▶ [EXERCISE DESCRIPTION] Will you give the material below again, every line exactly as it is?

Data entries:
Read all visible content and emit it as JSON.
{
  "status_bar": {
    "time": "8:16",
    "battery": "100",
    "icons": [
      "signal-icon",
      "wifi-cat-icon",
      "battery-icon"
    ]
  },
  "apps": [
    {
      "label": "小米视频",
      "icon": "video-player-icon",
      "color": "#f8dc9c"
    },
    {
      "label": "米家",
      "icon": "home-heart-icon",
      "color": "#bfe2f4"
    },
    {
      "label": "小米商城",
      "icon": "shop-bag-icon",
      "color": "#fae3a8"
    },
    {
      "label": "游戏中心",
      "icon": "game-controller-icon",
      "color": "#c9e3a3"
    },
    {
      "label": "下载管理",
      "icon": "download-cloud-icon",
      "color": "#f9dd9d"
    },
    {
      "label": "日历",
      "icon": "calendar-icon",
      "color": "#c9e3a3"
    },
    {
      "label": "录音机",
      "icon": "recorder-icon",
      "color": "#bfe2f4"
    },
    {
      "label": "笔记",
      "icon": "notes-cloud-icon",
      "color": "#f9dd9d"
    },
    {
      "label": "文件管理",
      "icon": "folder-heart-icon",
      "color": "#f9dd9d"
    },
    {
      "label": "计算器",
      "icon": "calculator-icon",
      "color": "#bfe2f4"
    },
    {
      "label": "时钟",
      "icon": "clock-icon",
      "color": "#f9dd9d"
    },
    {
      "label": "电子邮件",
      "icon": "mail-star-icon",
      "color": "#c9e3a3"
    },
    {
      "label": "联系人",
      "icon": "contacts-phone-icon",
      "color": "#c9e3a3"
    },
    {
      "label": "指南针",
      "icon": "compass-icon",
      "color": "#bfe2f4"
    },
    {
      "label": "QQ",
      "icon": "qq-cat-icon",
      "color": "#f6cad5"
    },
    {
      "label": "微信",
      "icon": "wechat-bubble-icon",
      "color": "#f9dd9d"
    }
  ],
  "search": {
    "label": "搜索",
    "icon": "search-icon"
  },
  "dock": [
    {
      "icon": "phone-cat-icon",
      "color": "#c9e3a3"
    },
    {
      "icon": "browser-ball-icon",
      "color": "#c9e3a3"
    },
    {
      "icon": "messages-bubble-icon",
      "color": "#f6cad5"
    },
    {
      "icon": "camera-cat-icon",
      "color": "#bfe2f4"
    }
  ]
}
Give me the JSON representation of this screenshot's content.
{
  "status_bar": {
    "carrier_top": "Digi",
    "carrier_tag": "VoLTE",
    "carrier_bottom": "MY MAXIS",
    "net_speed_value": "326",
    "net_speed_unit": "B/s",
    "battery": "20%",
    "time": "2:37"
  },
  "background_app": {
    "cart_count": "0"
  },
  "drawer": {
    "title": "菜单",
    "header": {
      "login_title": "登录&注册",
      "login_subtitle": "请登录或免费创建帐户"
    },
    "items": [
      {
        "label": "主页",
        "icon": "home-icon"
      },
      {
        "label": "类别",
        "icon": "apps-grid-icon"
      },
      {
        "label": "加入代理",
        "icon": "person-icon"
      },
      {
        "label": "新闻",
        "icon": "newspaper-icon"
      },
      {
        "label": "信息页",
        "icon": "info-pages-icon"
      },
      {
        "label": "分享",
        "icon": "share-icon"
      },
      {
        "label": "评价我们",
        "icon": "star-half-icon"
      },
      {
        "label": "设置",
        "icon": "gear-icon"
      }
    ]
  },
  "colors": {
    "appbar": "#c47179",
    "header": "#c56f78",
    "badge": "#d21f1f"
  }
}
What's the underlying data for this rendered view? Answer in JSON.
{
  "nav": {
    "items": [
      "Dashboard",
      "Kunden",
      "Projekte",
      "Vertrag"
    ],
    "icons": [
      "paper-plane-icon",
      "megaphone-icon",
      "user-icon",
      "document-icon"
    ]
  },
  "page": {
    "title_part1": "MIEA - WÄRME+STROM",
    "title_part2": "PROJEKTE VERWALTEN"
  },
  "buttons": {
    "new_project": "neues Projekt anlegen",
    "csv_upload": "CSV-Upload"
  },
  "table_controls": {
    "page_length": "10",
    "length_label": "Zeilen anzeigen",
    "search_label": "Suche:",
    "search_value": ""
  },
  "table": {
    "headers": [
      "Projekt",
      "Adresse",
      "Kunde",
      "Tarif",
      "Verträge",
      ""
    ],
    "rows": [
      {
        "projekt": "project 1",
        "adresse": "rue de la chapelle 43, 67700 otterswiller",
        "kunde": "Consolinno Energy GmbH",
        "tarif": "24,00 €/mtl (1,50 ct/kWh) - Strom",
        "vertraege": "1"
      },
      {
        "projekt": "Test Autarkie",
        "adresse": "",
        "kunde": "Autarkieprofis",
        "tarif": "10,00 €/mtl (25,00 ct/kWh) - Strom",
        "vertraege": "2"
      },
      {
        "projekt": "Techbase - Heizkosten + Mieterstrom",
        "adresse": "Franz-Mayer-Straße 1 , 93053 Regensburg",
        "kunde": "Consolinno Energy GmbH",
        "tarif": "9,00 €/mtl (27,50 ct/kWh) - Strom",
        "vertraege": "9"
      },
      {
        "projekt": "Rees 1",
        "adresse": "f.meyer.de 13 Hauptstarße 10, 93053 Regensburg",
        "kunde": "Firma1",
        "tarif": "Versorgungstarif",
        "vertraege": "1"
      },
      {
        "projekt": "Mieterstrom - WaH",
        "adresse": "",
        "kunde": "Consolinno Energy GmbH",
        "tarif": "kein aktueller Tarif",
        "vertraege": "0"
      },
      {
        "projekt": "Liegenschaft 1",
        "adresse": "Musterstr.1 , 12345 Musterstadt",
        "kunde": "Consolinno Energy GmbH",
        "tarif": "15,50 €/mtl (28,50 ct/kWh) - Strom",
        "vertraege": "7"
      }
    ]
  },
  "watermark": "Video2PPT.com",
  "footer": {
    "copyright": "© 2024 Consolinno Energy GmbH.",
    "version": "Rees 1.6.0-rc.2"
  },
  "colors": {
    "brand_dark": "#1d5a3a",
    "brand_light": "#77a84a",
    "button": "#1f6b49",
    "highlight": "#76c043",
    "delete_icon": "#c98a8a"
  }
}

▶ [RIGHT ANSWER]
Read all visible content and emit it as JSON.
{
  "status_bar": {
    "time": "8:16",
    "battery": "100",
    "icons": [
      "signal-icon",
      "wifi-cat-icon",
      "battery-icon"
    ]
  },
  "apps": [
    {
      "label": "小米视频",
      "icon": "video-player-icon",
      "color": "#f8dc9c"
    },
    {
      "label": "米家",
      "icon": "home-heart-icon",
      "color": "#bfe2f4"
    },
    {
      "label": "小米商城",
      "icon": "shop-bag-icon",
      "color": "#fae3a8"
    },
    {
      "label": "游戏中心",
      "icon": "game-controller-icon",
      "color": "#c9e3a3"
    },
    {
      "label": "下载管理",
      "icon": "download-cloud-icon",
      "color": "#f9dd9d"
    },
    {
      "label": "日历",
      "icon": "calendar-icon",
      "color": "#c9e3a3"
    },
    {
      "label": "录音机",
      "icon": "recorder-icon",
      "color": "#bfe2f4"
    },
    {
      "label": "笔记",
      "icon": "notes-cloud-icon",
      "color": "#f9dd9d"
    },
    {
      "label": "文件管理",
      "icon": "folder-heart-icon",
      "color": "#f9dd9d"
    },
    {
      "label": "计算器",
      "icon": "calculator-icon",
      "color": "#bfe2f4"
    },
    {
      "label": "时钟",
      "icon": "clock-icon",
      "color": "#f9dd9d"
    },
    {
      "label": "电子邮件",
      "icon": "mail-star-icon",
      "color": "#c9e3a3"
    },
    {
      "label": "联系人",
      "icon": "contacts-phone-icon",
      "color": "#c9e3a3"
    },
    {
      "label": "指南针",
      "icon": "compass-icon",
      "color": "#bfe2f4"
    },
    {
      "label": "QQ",
      "icon": "qq-cat-icon",
      "color": "#f6cad5"
    },
    {
      "label": "微信",
      "icon": "wechat-bubble-icon",
      "color": "#f9dd9d"
    }
  ],
  "search": {
    "label": "搜索",
    "icon": "search-icon"
  },
  "dock": [
    {
      "icon": "phone-cat-icon",
      "color": "#c9e3a3"
    },
    {
      "icon": "browser-ball-icon",
      "color": "#c9e3a3"
    },
    {
      "icon": "messages-bubble-icon",
      "color": "#f6cad5"
    },
    {
      "icon": "camera-cat-icon",
      "color": "#bfe2f4"
    }
  ]
}
Give me the JSON representation of this screenshot's content.
{
  "status_bar": {
    "carrier_top": "Digi",
    "carrier_tag": "VoLTE",
    "carrier_bottom": "MY MAXIS",
    "net_speed_value": "326",
    "net_speed_unit": "B/s",
    "battery": "20%",
    "time": "2:37"
  },
  "background_app": {
    "cart_count": "0"
  },
  "drawer": {
    "title": "菜单",
    "header": {
      "login_title": "登录&注册",
      "login_subtitle": "请登录或免费创建帐户"
    },
    "items": [
      {
        "label": "主页",
        "icon": "home-icon"
      },
      {
        "label": "类别",
        "icon": "apps-grid-icon"
      },
      {
        "label": "加入代理",
        "icon": "person-icon"
      },
      {
        "label": "新闻",
        "icon": "newspaper-icon"
      },
      {
        "label": "信息页",
        "icon": "info-pages-icon"
      },
      {
        "label": "分享",
        "icon": "share-icon"
      },
      {
        "label": "评价我们",
        "icon": "star-half-icon"
      },
      {
        "label": "设置",
        "icon": "gear-icon"
      }
    ]
  },
  "colors": {
    "appbar": "#c47179",
    "header": "#c56f78",
    "badge": "#d21f1f"
  }
}
What's the underlying data for this rendered view? Answer in JSON.
{
  "nav": {
    "items": [
      "Dashboard",
      "Kunden",
      "Projekte",
      "Vertrag"
    ],
    "icons": [
      "paper-plane-icon",
      "megaphone-icon",
      "user-icon",
      "document-icon"
    ]
  },
  "page": {
    "title_part1": "MIEA - WÄRME+STROM",
    "title_part2": "PROJEKTE VERWALTEN"
  },
  "buttons": {
    "new_project": "neues Projekt anlegen",
    "csv_upload": "CSV-Upload"
  },
  "table_controls": {
    "page_length": "10",
    "length_label": "Zeilen anzeigen",
    "search_label": "Suche:",
    "search_value": ""
  },
  "table": {
    "headers": [
      "Projekt",
      "Adresse",
      "Kunde",
      "Tarif",
      "Verträge",
      ""
    ],
    "rows": [
      {
        "projekt": "project 1",
        "adresse": "rue de la chapelle 43, 67700 otterswiller",
        "kunde": "Consolinno Energy GmbH",
        "tarif": "24,00 €/mtl (1,50 ct/kWh) - Strom",
        "vertraege": "1"
      },
      {
        "projekt": "Test Autarkie",
        "adresse": "",
        "kunde": "Autarkieprofis",
        "tarif": "10,00 €/mtl (25,00 ct/kWh) - Strom",
        "vertraege": "2"
      },
      {
        "projekt": "Techbase - Heizkosten + Mieterstrom",
        "adresse": "Franz-Mayer-Straße 1 , 93053 Regensburg",
        "kunde": "Consolinno Energy GmbH",
        "tarif": "9,00 €/mtl (27,50 ct/kWh) - Strom",
        "vertraege": "9"
      },
      {
        "projekt": "Rees 1",
        "adresse": "f.meyer.de 13 Hauptstarße 10, 93053 Regensburg",
        "kunde": "Firma1",
        "tarif": "Versorgungstarif",
        "vertraege": "1"
      },
      {
        "projekt": "Mieterstrom - WaH",
        "adresse": "",
        "kunde": "Consolinno Energy GmbH",
        "tarif": "kein aktueller Tarif",
        "vertraege": "0"
      },
      {
        "projekt": "Liegenschaft 1",
        "adresse": "Musterstr.1 , 12345 Musterstadt",
        "kunde": "Consolinno Energy GmbH",
        "tarif": "15,50 €/mtl (28,50 ct/kWh) - Strom",
        "vertraege": "7"
      }
    ]
  },
  "watermark": "Video2PPT.com",
  "footer": {
    "copyright": "© 2024 Consolinno Energy GmbH.",
    "version": "Rees 1.6.0-rc.2"
  },
  "colors": {
    "brand_dark": "#1d5a3a",
    "brand_light": "#77a84a",
    "button": "#1f6b49",
    "highlight": "#76c043",
    "delete_icon": "#c98a8a"
  }
}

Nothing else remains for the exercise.